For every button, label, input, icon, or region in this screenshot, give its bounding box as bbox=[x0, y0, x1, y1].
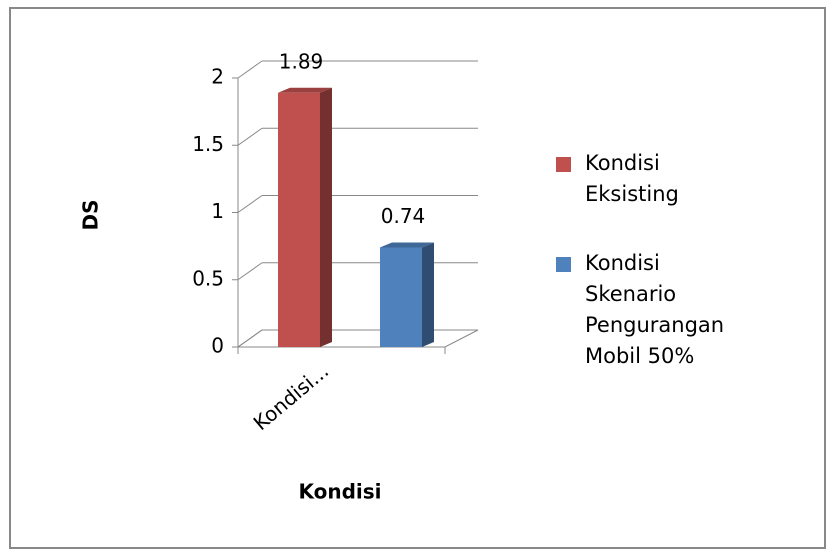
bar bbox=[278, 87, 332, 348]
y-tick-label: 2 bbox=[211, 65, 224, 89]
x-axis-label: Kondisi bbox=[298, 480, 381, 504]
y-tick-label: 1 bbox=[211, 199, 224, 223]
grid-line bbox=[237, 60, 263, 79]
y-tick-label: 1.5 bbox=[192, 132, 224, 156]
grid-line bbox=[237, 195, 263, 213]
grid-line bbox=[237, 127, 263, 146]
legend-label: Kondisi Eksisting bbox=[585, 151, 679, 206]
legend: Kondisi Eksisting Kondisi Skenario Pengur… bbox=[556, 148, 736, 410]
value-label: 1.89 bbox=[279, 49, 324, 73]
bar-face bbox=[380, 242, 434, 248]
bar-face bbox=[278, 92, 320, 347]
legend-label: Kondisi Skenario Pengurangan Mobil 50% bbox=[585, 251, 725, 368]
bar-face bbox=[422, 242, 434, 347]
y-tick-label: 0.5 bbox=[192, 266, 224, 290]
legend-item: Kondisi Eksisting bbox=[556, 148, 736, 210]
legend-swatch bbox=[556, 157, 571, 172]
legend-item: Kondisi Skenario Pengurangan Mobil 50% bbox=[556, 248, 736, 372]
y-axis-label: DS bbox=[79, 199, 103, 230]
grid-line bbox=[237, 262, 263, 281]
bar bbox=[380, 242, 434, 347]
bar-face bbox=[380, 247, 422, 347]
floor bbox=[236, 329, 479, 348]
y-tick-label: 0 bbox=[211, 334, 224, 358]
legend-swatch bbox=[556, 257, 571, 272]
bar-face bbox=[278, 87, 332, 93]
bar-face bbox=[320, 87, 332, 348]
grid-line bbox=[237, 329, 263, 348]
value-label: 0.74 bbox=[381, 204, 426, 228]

____________________

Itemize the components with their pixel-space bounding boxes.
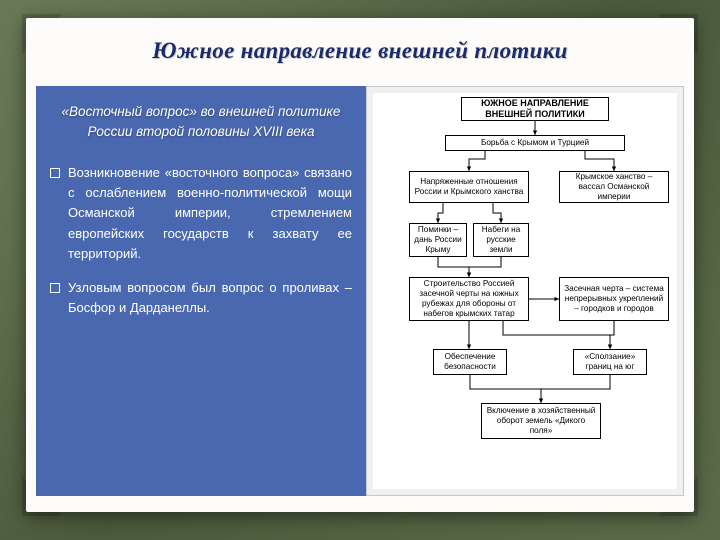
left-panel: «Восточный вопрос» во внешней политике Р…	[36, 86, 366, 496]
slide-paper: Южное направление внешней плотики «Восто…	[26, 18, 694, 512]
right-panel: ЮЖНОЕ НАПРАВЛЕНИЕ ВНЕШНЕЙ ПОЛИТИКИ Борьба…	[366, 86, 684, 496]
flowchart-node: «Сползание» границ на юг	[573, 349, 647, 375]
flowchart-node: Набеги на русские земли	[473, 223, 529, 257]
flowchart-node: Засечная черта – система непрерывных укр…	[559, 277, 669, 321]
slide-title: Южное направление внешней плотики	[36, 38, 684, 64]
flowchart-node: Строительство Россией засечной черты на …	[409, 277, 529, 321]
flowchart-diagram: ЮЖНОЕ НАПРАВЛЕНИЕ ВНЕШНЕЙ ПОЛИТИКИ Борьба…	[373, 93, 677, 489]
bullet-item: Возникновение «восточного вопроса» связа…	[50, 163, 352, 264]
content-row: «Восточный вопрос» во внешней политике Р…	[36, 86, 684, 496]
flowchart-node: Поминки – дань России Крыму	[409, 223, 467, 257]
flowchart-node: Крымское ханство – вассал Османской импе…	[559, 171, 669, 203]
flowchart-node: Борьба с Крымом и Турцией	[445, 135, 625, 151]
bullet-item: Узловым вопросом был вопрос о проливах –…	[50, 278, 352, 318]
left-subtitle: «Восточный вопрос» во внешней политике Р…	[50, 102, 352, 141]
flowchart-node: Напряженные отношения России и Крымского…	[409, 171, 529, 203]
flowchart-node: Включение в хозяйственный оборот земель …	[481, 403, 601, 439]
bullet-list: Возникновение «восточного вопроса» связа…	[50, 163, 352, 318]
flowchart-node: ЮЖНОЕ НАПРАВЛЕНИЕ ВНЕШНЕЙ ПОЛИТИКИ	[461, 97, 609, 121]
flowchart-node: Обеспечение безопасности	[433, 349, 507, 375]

____________________

**PROBLEM:** Duplicate the rows from the one containing "bar bbox=[278, 87, 332, 348]" down to the one containing "grid-line bbox=[237, 195, 263, 213]", including both of those rows.

**SOLUTION TO THE EXERCISE:**
bar bbox=[278, 87, 332, 348]
y-tick-label: 2 bbox=[211, 65, 224, 89]
x-axis-label: Kondisi bbox=[298, 480, 381, 504]
y-tick-label: 1 bbox=[211, 199, 224, 223]
grid-line bbox=[237, 60, 263, 79]
y-tick-label: 1.5 bbox=[192, 132, 224, 156]
grid-line bbox=[237, 195, 263, 213]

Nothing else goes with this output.